DATA SECTION:
————————

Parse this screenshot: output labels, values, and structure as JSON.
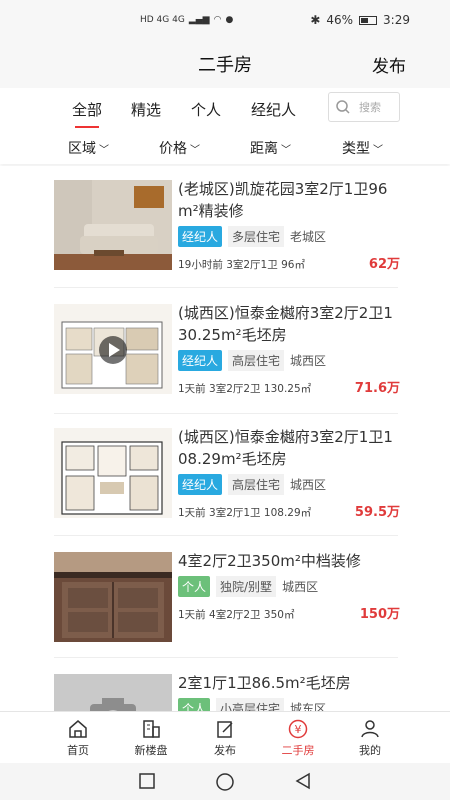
{
  "status": {
    "left_icons": "HD 4G 4G",
    "battery": "46%",
    "time": "3:29"
  },
  "header": {
    "title": "二手房",
    "publish": "发布"
  },
  "tabs": [
    {
      "label": "全部",
      "active": true
    },
    {
      "label": "精选"
    },
    {
      "label": "个人"
    },
    {
      "label": "经纪人"
    }
  ],
  "search": {
    "placeholder": "搜索"
  },
  "filters": [
    "区域",
    "价格",
    "距离",
    "类型"
  ],
  "listings": [
    {
      "title": "(老城区)凯旋花园3室2厅1卫96m²精装修",
      "tag": "经纪人",
      "tag_kind": "agent",
      "type": "多层住宅",
      "district": "老城区",
      "meta": "19小时前 3室2厅1卫 96㎡",
      "price": "62万"
    },
    {
      "title": "(城西区)恒泰金樾府3室2厅2卫130.25m²毛坯房",
      "tag": "经纪人",
      "tag_kind": "agent",
      "type": "高层住宅",
      "district": "城西区",
      "meta": "1天前 3室2厅2卫 130.25㎡",
      "price": "71.6万"
    },
    {
      "title": "(城西区)恒泰金樾府3室2厅1卫108.29m²毛坯房",
      "tag": "经纪人",
      "tag_kind": "agent",
      "type": "高层住宅",
      "district": "城西区",
      "meta": "1天前 3室2厅1卫 108.29㎡",
      "price": "59.5万"
    },
    {
      "title": "4室2厅2卫350m²中档装修",
      "tag": "个人",
      "tag_kind": "person",
      "type": "独院/别墅",
      "district": "城西区",
      "meta": "1天前 4室2厅2卫 350㎡",
      "price": "150万"
    },
    {
      "title": "2室1厅1卫86.5m²毛坯房",
      "tag": "个人",
      "tag_kind": "person",
      "type": "小高层住宅",
      "district": "城东区",
      "meta": "",
      "price": ""
    }
  ],
  "bottom_nav": [
    {
      "label": "首页",
      "icon": "home-icon"
    },
    {
      "label": "新楼盘",
      "icon": "building-icon"
    },
    {
      "label": "发布",
      "icon": "edit-icon"
    },
    {
      "label": "二手房",
      "icon": "yuan-icon",
      "active": true
    },
    {
      "label": "我的",
      "icon": "user-icon"
    }
  ],
  "colors": {
    "accent": "#e03b3b",
    "agent_tag": "#29a9e0",
    "person_tag": "#6cc07a"
  }
}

————————

REQUIRED TASK: Filter the entries and copy out every line with the word "meta".

CORRECT RESULT:
      "meta": "19小时前 3室2厅1卫 96㎡",
      "meta": "1天前 3室2厅2卫 130.25㎡",
      "meta": "1天前 3室2厅1卫 108.29㎡",
      "meta": "1天前 4室2厅2卫 350㎡",
      "meta": "",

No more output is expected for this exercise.